Go through the material below and copy each line where the word "Aynı" appears.

● ● ●

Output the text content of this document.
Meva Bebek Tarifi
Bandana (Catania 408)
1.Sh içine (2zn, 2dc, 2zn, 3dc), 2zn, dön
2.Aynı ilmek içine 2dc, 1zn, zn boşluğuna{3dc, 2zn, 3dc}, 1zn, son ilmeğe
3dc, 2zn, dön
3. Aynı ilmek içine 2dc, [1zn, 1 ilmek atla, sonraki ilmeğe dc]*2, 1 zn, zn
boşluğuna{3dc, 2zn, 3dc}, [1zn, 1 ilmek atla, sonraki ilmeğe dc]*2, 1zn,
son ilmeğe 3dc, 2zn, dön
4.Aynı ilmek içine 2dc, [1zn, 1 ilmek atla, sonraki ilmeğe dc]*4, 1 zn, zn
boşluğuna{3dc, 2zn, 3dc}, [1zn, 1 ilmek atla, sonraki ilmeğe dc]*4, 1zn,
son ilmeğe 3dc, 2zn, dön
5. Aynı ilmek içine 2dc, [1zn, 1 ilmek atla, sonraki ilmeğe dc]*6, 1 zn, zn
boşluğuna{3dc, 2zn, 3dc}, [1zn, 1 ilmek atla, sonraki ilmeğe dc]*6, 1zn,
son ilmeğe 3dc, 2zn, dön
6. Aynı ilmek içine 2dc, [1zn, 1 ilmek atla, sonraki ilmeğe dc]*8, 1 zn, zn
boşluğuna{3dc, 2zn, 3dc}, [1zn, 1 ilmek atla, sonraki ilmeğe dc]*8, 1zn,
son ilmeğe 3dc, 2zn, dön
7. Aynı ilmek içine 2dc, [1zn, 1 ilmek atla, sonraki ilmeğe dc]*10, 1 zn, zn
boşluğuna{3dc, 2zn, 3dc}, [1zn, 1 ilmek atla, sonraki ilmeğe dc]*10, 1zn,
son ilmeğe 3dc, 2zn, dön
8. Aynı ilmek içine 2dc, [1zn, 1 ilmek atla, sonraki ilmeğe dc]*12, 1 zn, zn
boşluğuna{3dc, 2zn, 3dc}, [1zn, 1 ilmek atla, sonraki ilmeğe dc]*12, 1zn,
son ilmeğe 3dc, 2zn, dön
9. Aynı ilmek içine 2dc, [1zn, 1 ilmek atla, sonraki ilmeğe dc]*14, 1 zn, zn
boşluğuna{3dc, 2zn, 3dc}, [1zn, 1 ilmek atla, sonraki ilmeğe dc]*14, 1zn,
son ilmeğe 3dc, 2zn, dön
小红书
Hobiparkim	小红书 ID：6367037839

● ● ●

__Written reply__
2.Aynı ilmek içine 2dc, 1zn, zn boşluğuna{3dc, 2zn, 3dc}, 1zn, son ilmeğe
3. Aynı ilmek içine 2dc, [1zn, 1 ilmek atla, sonraki ilmeğe dc]*2, 1 zn, zn
4.Aynı ilmek içine 2dc, [1zn, 1 ilmek atla, sonraki ilmeğe dc]*4, 1 zn, zn
5. Aynı ilmek içine 2dc, [1zn, 1 ilmek atla, sonraki ilmeğe dc]*6, 1 zn, zn
6. Aynı ilmek içine 2dc, [1zn, 1 ilmek atla, sonraki ilmeğe dc]*8, 1 zn, zn
7. Aynı ilmek içine 2dc, [1zn, 1 ilmek atla, sonraki ilmeğe dc]*10, 1 zn, zn
8. Aynı ilmek içine 2dc, [1zn, 1 ilmek atla, sonraki ilmeğe dc]*12, 1 zn, zn
9. Aynı ilmek içine 2dc, [1zn, 1 ilmek atla, sonraki ilmeğe dc]*14, 1 zn, zn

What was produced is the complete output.